[START OF Dataset]
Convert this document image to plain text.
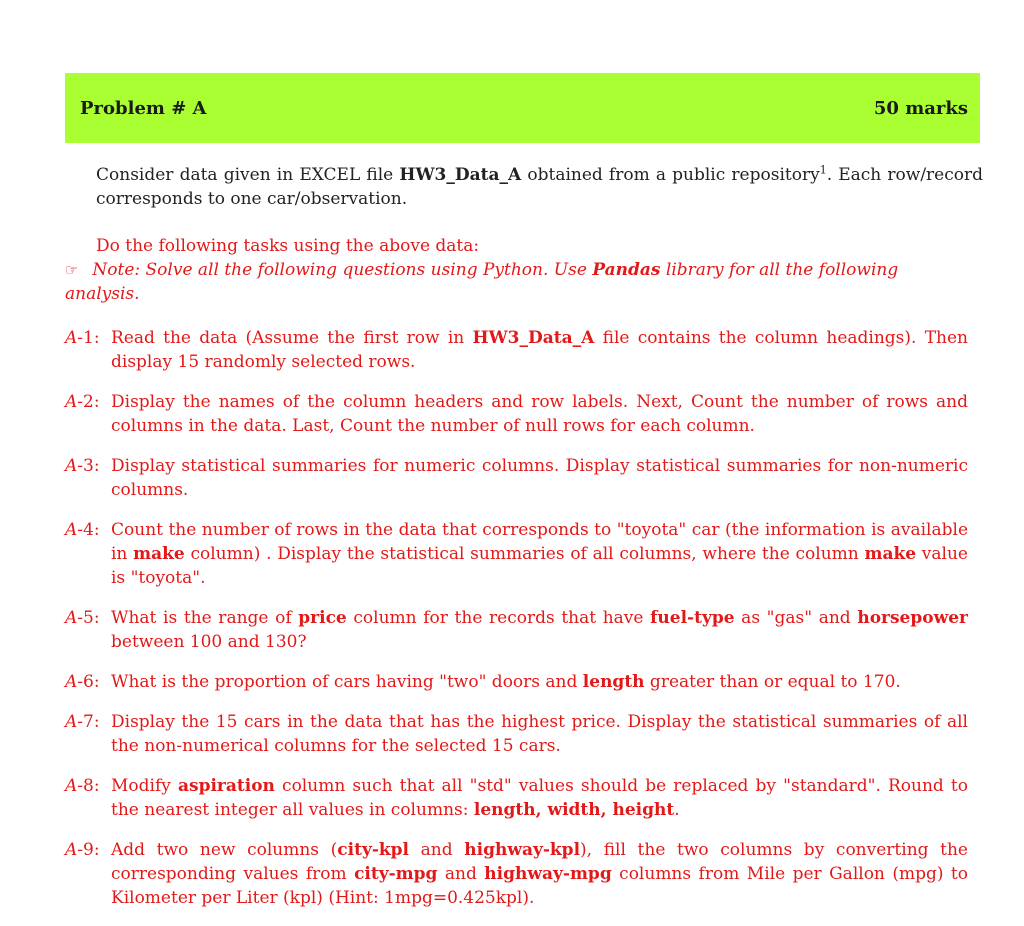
Problem # A	50 marks
Consider data given in EXCEL file HW3_Data_A obtained from a public repository$^1$. Each row/record corresponds to one car/observation.
Do the following tasks using the above data:
☞ Note: Solve all the following questions using Python. Use Pandas library for all the following analysis.
A-1: Read the data (Assume the first row in HW3_Data_A file contains the column headings). Then display 15 randomly selected rows.
A-2: Display the names of the column headers and row labels. Next, Count the number of rows and columns in the data. Last, Count the number of null rows for each column.
A-3: Display statistical summaries for numeric columns. Display statistical summaries for non-numeric columns.
A-4: Count the number of rows in the data that corresponds to "toyota" car (the information is available in make column) . Display the statistical summaries of all columns, where the column make value is "toyota".
A-5: What is the range of price column for the records that have fuel-type as "gas" and horsepower between 100 and 130?
A-6: What is the proportion of cars having "two" doors and length greater than or equal to 170.
A-7: Display the 15 cars in the data that has the highest price. Display the statistical summaries of all the non-numerical columns for the selected 15 cars.
A-8: Modify aspiration column such that all "std" values should be replaced by "standard". Round to the nearest integer all values in columns: length, width, height.
A-9: Add two new columns (city-kpl and highway-kpl), fill the two columns by converting the corresponding values from city-mpg and highway-mpg columns from Mile per Gallon (mpg) to Kilometer per Liter (kpl) (Hint: 1mpg=0.425kpl).
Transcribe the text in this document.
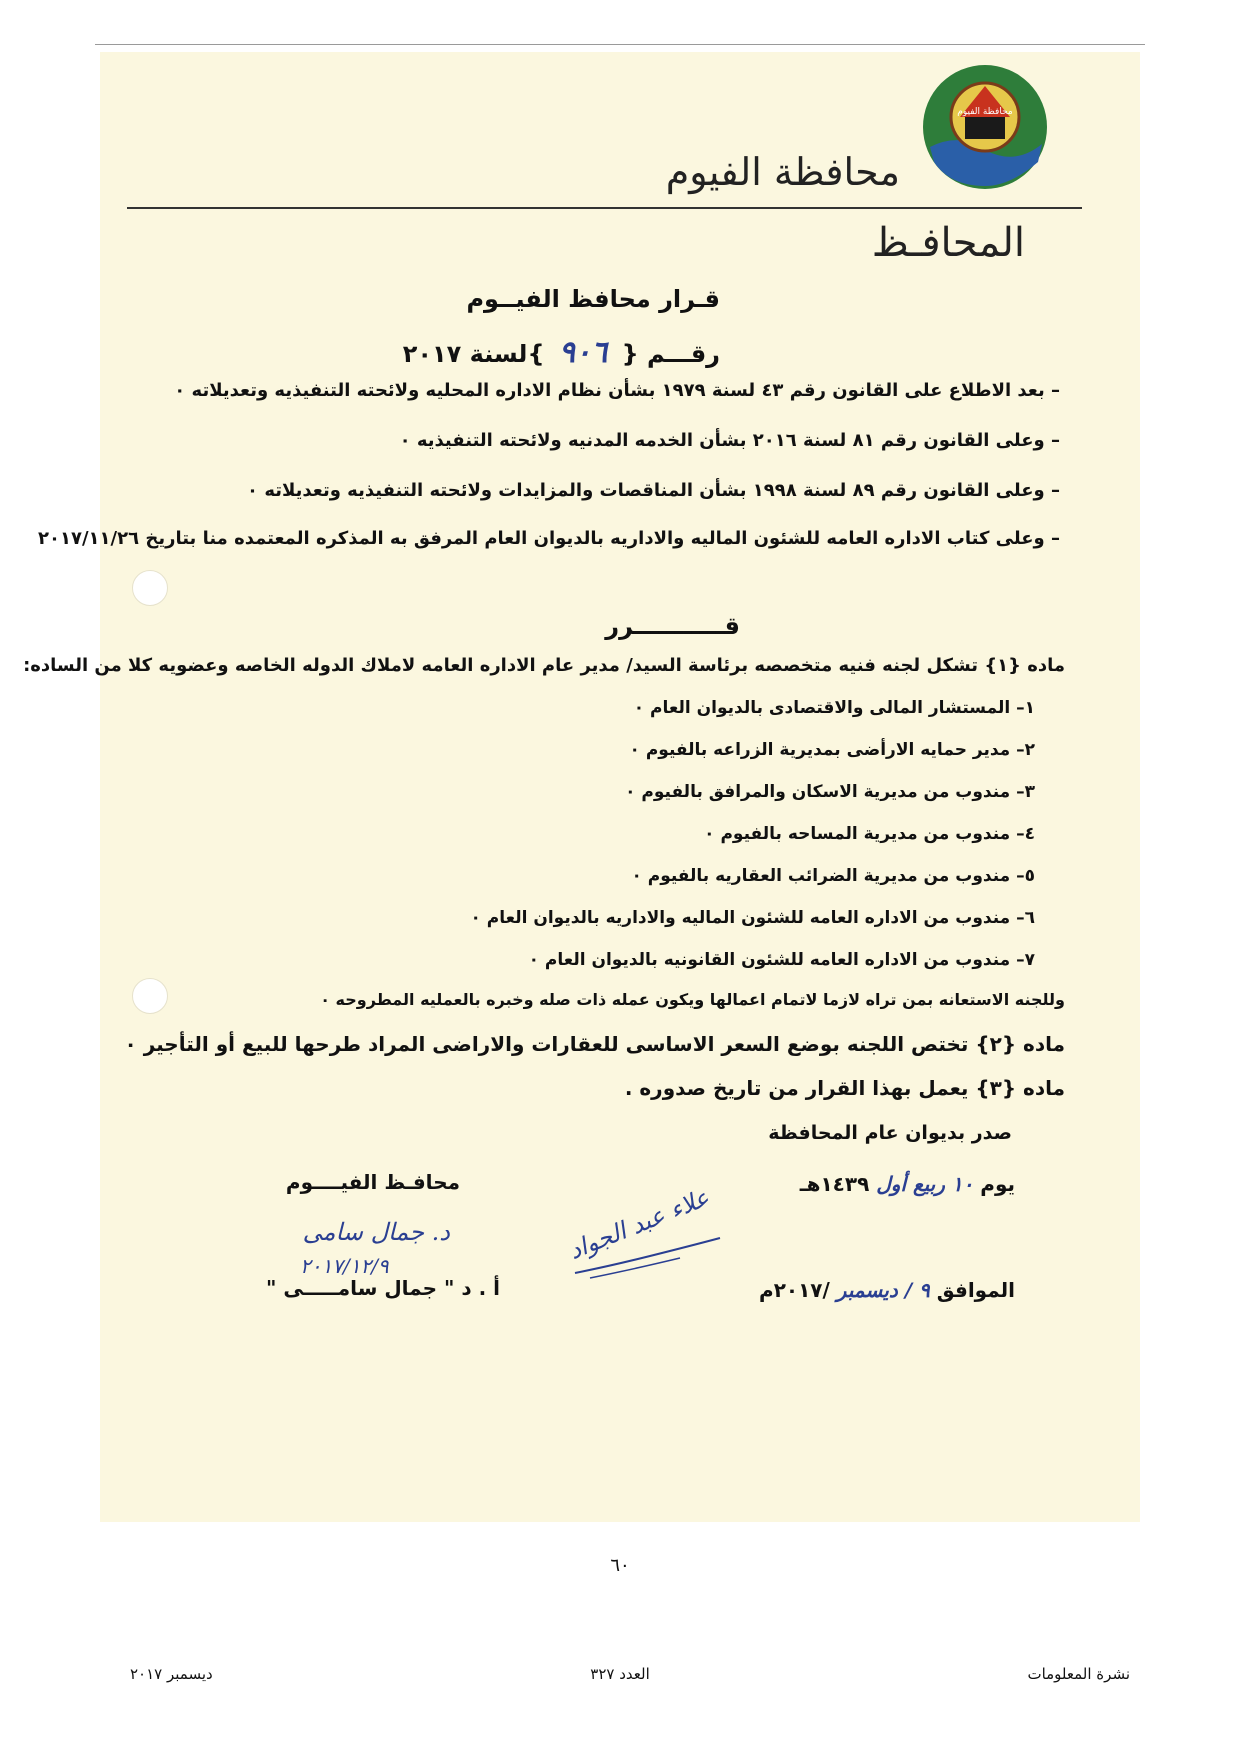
محافظة الفيوم
محافظة الفيوم
المحافـظ
قـرار محافظ الفيــوم
رقـــم { ٩٠٦ }لسنة ٢٠١٧
– بعد الاطلاع على القانون رقم ٤٣ لسنة ١٩٧٩ بشأن نظام الاداره المحليه ولائحته التنفيذيه وتعديلاته ٠
– وعلى القانون رقم ٨١ لسنة ٢٠١٦ بشأن الخدمه المدنيه ولائحته التنفيذيه ٠
– وعلى القانون رقم ٨٩ لسنة ١٩٩٨ بشأن المناقصات والمزايدات ولائحته التنفيذيه وتعديلاته ٠
– وعلى كتاب الاداره العامه للشئون الماليه والاداريه بالديوان العام المرفق به المذكره المعتمده منا بتاريخ ٢٠١٧/١١/٢٦
قـــــــــــرر
ماده {١} تشكل لجنه فنيه متخصصه برئاسة السيد/ مدير عام الاداره العامه لاملاك الدوله الخاصه وعضويه كلا من الساده:
١– المستشار المالى والاقتصادى بالديوان العام ٠
٢– مدير حمايه الارأضى بمديرية الزراعه بالفيوم ٠
٣– مندوب من مديرية الاسكان والمرافق بالفيوم ٠
٤– مندوب من مديرية المساحه بالفيوم ٠
٥– مندوب من مديرية الضرائب العقاريه بالفيوم ٠
٦– مندوب من الاداره العامه للشئون الماليه والاداريه بالديوان العام ٠
٧– مندوب من الاداره العامه للشئون القانونيه بالديوان العام ٠
وللجنه الاستعانه بمن تراه لازما لاتمام اعمالها ويكون عمله ذات صله وخبره بالعمليه المطروحه ٠
ماده {٢} تختص اللجنه بوضع السعر الاساسى للعقارات والاراضى المراد طرحها للبيع أو التأجير ٠
ماده {٣} يعمل بهذا القرار من تاريخ صدوره .
صدر بديوان عام المحافظة
يوم ١٠ ربيع أول ١٤٣٩هـ
الموافق ٩ / ديسمبر /٢٠١٧م
محافـظ الفيــــوم
د. جمال سامى
٢٠١٧/١٢/٩
أ . د " جمال سامـــــى "
علاء عبد الجواد
٦٠
نشرة المعلومات
العدد ٣٢٧
ديسمبر ٢٠١٧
[END OF Dataset]
● What you need to do
Reproduce the whole listing above word for word, but not its pictures.

● Exercise response
Convert this document image to plain text.
Problem # A	50 marks
Consider data given in EXCEL file HW3_Data_A obtained from a public repository$^1$. Each row/record corresponds to one car/observation.
Do the following tasks using the above data:
☞ Note: Solve all the following questions using Python. Use Pandas library for all the following analysis.
A-1: Read the data (Assume the first row in HW3_Data_A file contains the column headings). Then display 15 randomly selected rows.
A-2: Display the names of the column headers and row labels. Next, Count the number of rows and columns in the data. Last, Count the number of null rows for each column.
A-3: Display statistical summaries for numeric columns. Display statistical summaries for non-numeric columns.
A-4: Count the number of rows in the data that corresponds to "toyota" car (the information is available in make column) . Display the statistical summaries of all columns, where the column make value is "toyota".
A-5: What is the range of price column for the records that have fuel-type as "gas" and horsepower between 100 and 130?
A-6: What is the proportion of cars having "two" doors and length greater than or equal to 170.
A-7: Display the 15 cars in the data that has the highest price. Display the statistical summaries of all the non-numerical columns for the selected 15 cars.
A-8: Modify aspiration column such that all "std" values should be replaced by "standard". Round to the nearest integer all values in columns: length, width, height.
A-9: Add two new columns (city-kpl and highway-kpl), fill the two columns by converting the corresponding values from city-mpg and highway-mpg columns from Mile per Gallon (mpg) to Kilometer per Liter (kpl) (Hint: 1mpg=0.425kpl).
Transcribe the text in this document.
محافظة الفيوم
محافظة الفيوم
المحافـظ
قـرار محافظ الفيــوم
رقـــم { ٩٠٦ }لسنة ٢٠١٧
– بعد الاطلاع على القانون رقم ٤٣ لسنة ١٩٧٩ بشأن نظام الاداره المحليه ولائحته التنفيذيه وتعديلاته ٠
– وعلى القانون رقم ٨١ لسنة ٢٠١٦ بشأن الخدمه المدنيه ولائحته التنفيذيه ٠
– وعلى القانون رقم ٨٩ لسنة ١٩٩٨ بشأن المناقصات والمزايدات ولائحته التنفيذيه وتعديلاته ٠
– وعلى كتاب الاداره العامه للشئون الماليه والاداريه بالديوان العام المرفق به المذكره المعتمده منا بتاريخ ٢٠١٧/١١/٢٦
قـــــــــــرر
ماده {١} تشكل لجنه فنيه متخصصه برئاسة السيد/ مدير عام الاداره العامه لاملاك الدوله الخاصه وعضويه كلا من الساده:
١– المستشار المالى والاقتصادى بالديوان العام ٠
٢– مدير حمايه الارأضى بمديرية الزراعه بالفيوم ٠
٣– مندوب من مديرية الاسكان والمرافق بالفيوم ٠
٤– مندوب من مديرية المساحه بالفيوم ٠
٥– مندوب من مديرية الضرائب العقاريه بالفيوم ٠
٦– مندوب من الاداره العامه للشئون الماليه والاداريه بالديوان العام ٠
٧– مندوب من الاداره العامه للشئون القانونيه بالديوان العام ٠
وللجنه الاستعانه بمن تراه لازما لاتمام اعمالها ويكون عمله ذات صله وخبره بالعمليه المطروحه ٠
ماده {٢} تختص اللجنه بوضع السعر الاساسى للعقارات والاراضى المراد طرحها للبيع أو التأجير ٠
ماده {٣} يعمل بهذا القرار من تاريخ صدوره .
صدر بديوان عام المحافظة
يوم ١٠ ربيع أول ١٤٣٩هـ
الموافق ٩ / ديسمبر /٢٠١٧م
محافـظ الفيــــوم
د. جمال سامى
٢٠١٧/١٢/٩
أ . د " جمال سامـــــى "
علاء عبد الجواد
٦٠
نشرة المعلومات
العدد ٣٢٧
ديسمبر ٢٠١٧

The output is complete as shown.